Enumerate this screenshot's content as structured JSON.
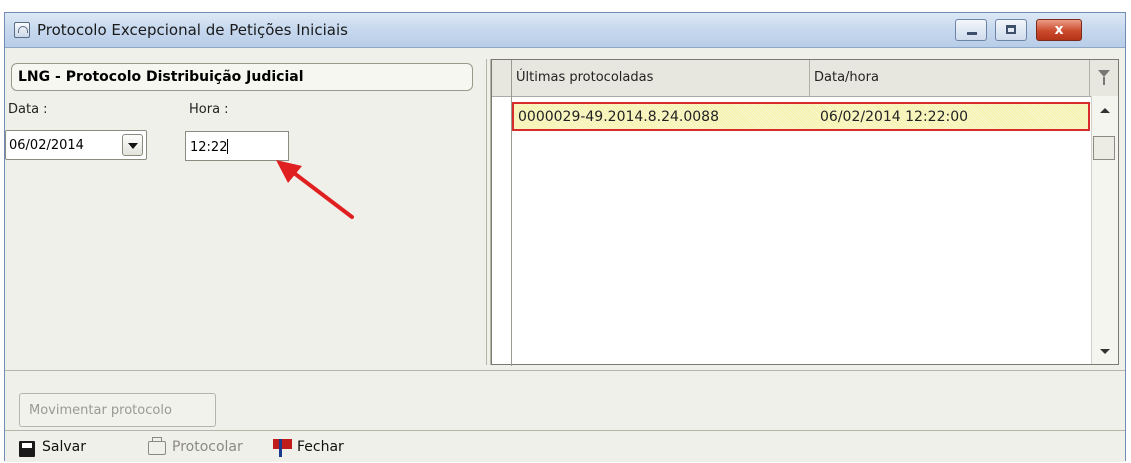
{
  "window": {
    "title": "Protocolo Excepcional de Petições Iniciais",
    "close_label": "x"
  },
  "left": {
    "group_title": "LNG - Protocolo Distribuição Judicial",
    "data_label": "Data :",
    "data_value": "06/02/2014",
    "hora_label": "Hora :",
    "hora_value": "12:22"
  },
  "grid": {
    "columns": [
      "Últimas protocoladas",
      "Data/hora"
    ],
    "rows": [
      {
        "protocolo": "0000029-49.2014.8.24.0088",
        "data_hora": "06/02/2014  12:22:00"
      }
    ]
  },
  "buttons": {
    "movimentar": "Movimentar protocolo"
  },
  "toolbar": {
    "salvar": "Salvar",
    "protocolar": "Protocolar",
    "fechar": "Fechar"
  },
  "colors": {
    "highlight_border": "#d82c2c",
    "selected_row": "#f3f0a6",
    "annotation_arrow": "#e02020"
  }
}
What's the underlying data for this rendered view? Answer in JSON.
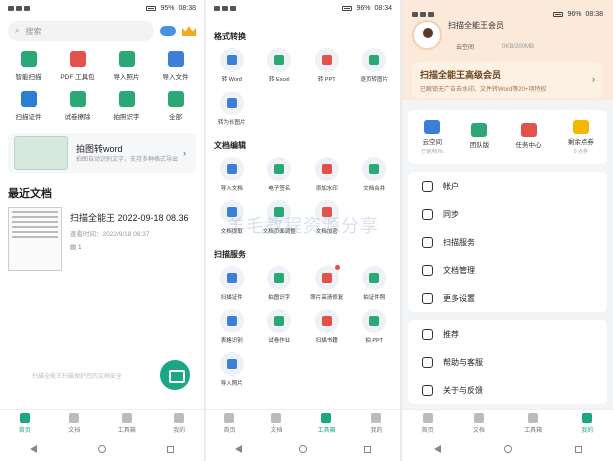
{
  "status": {
    "left_time": "08:38",
    "mid_time": "08:34",
    "right_time": "08:38",
    "left_batt": "95%",
    "mid_batt": "96%",
    "right_batt": "96%"
  },
  "home": {
    "search_placeholder": "搜索",
    "tools": [
      "智能扫描",
      "PDF 工具包",
      "导入照片",
      "导入文件",
      "扫描证件",
      "试卷擦除",
      "拍照识字",
      "全部"
    ],
    "tool_colors": [
      "#2aa876",
      "#e2524a",
      "#2aa876",
      "#3d7fd8",
      "#2a7fd4",
      "#2aa876",
      "#2aa876",
      "#2aa876"
    ],
    "promo_title": "拍图转word",
    "promo_sub": "拍图自动识别文字，支持多种格式导出",
    "recent_title": "最近文档",
    "doc_name": "扫描全能王 2022-09-18 08.36",
    "doc_time": "查看时间：2022/9/18 08:37",
    "doc_pages": "1",
    "safe_text": "扫描全能王扫描保护您的文档安全"
  },
  "tabs1": [
    "首页",
    "文档",
    "工具箱",
    "我的"
  ],
  "tools": {
    "sec1_title": "格式转换",
    "sec1": [
      "转 Word",
      "转 Excel",
      "转 PPT",
      "逐页转图片",
      "转为长图片"
    ],
    "sec2_title": "文档编辑",
    "sec2": [
      "导入文档",
      "电子签名",
      "添加水印",
      "文档合并",
      "文档提取",
      "文档页面调整",
      "文档加密"
    ],
    "sec3_title": "扫描服务",
    "sec3": [
      "扫描证件",
      "拍图识字",
      "照片高清修复",
      "拍证件照",
      "表格识别",
      "试卷作业",
      "扫描书籍",
      "拍 PPT",
      "导入照片"
    ],
    "watermark": "羊毛教程资源分享"
  },
  "tabs2": [
    "首页",
    "文档",
    "工具箱",
    "我的"
  ],
  "me": {
    "username": "扫描全能王会员",
    "badge": "云空间",
    "storage": "0KB/200MB",
    "vip_title": "扫描全能王高级会员",
    "vip_sub": "已解锁无广告去水印、文件转Word等20+项特权",
    "quick": [
      {
        "label": "云空间",
        "sub": "已使用0%"
      },
      {
        "label": "团队版",
        "sub": ""
      },
      {
        "label": "任务中心",
        "sub": ""
      },
      {
        "label": "剩余点券",
        "sub": "0 点券"
      }
    ],
    "menu1": [
      "帐户",
      "同步",
      "扫描服务",
      "文档管理",
      "更多设置"
    ],
    "menu2": [
      "推荐",
      "帮助与客服",
      "关于与反馈"
    ]
  },
  "tabs3": [
    "首页",
    "文档",
    "工具箱",
    "我的"
  ]
}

→ Exercise objective:
Copy every line above word for word and exclude the pictures.

→ Answer for this exercise:
Enumerate this screenshot's content as structured JSON.
{
  "window": {
    "title": "Protocolo Excepcional de Petições Iniciais",
    "close_label": "x"
  },
  "left": {
    "group_title": "LNG - Protocolo Distribuição Judicial",
    "data_label": "Data :",
    "data_value": "06/02/2014",
    "hora_label": "Hora :",
    "hora_value": "12:22"
  },
  "grid": {
    "columns": [
      "Últimas protocoladas",
      "Data/hora"
    ],
    "rows": [
      {
        "protocolo": "0000029-49.2014.8.24.0088",
        "data_hora": "06/02/2014  12:22:00"
      }
    ]
  },
  "buttons": {
    "movimentar": "Movimentar protocolo"
  },
  "toolbar": {
    "salvar": "Salvar",
    "protocolar": "Protocolar",
    "fechar": "Fechar"
  },
  "colors": {
    "highlight_border": "#d82c2c",
    "selected_row": "#f3f0a6",
    "annotation_arrow": "#e02020"
  }
}
What's the underlying data for this rendered view? Answer in JSON.
{
  "status": {
    "left_time": "08:38",
    "mid_time": "08:34",
    "right_time": "08:38",
    "left_batt": "95%",
    "mid_batt": "96%",
    "right_batt": "96%"
  },
  "home": {
    "search_placeholder": "搜索",
    "tools": [
      "智能扫描",
      "PDF 工具包",
      "导入照片",
      "导入文件",
      "扫描证件",
      "试卷擦除",
      "拍照识字",
      "全部"
    ],
    "tool_colors": [
      "#2aa876",
      "#e2524a",
      "#2aa876",
      "#3d7fd8",
      "#2a7fd4",
      "#2aa876",
      "#2aa876",
      "#2aa876"
    ],
    "promo_title": "拍图转word",
    "promo_sub": "拍图自动识别文字，支持多种格式导出",
    "recent_title": "最近文档",
    "doc_name": "扫描全能王 2022-09-18 08.36",
    "doc_time": "查看时间：2022/9/18 08:37",
    "doc_pages": "1",
    "safe_text": "扫描全能王扫描保护您的文档安全"
  },
  "tabs1": [
    "首页",
    "文档",
    "工具箱",
    "我的"
  ],
  "tools": {
    "sec1_title": "格式转换",
    "sec1": [
      "转 Word",
      "转 Excel",
      "转 PPT",
      "逐页转图片",
      "转为长图片"
    ],
    "sec2_title": "文档编辑",
    "sec2": [
      "导入文档",
      "电子签名",
      "添加水印",
      "文档合并",
      "文档提取",
      "文档页面调整",
      "文档加密"
    ],
    "sec3_title": "扫描服务",
    "sec3": [
      "扫描证件",
      "拍图识字",
      "照片高清修复",
      "拍证件照",
      "表格识别",
      "试卷作业",
      "扫描书籍",
      "拍 PPT",
      "导入照片"
    ],
    "watermark": "羊毛教程资源分享"
  },
  "tabs2": [
    "首页",
    "文档",
    "工具箱",
    "我的"
  ],
  "me": {
    "username": "扫描全能王会员",
    "badge": "云空间",
    "storage": "0KB/200MB",
    "vip_title": "扫描全能王高级会员",
    "vip_sub": "已解锁无广告去水印、文件转Word等20+项特权",
    "quick": [
      {
        "label": "云空间",
        "sub": "已使用0%"
      },
      {
        "label": "团队版",
        "sub": ""
      },
      {
        "label": "任务中心",
        "sub": ""
      },
      {
        "label": "剩余点券",
        "sub": "0 点券"
      }
    ],
    "menu1": [
      "帐户",
      "同步",
      "扫描服务",
      "文档管理",
      "更多设置"
    ],
    "menu2": [
      "推荐",
      "帮助与客服",
      "关于与反馈"
    ]
  },
  "tabs3": [
    "首页",
    "文档",
    "工具箱",
    "我的"
  ]
}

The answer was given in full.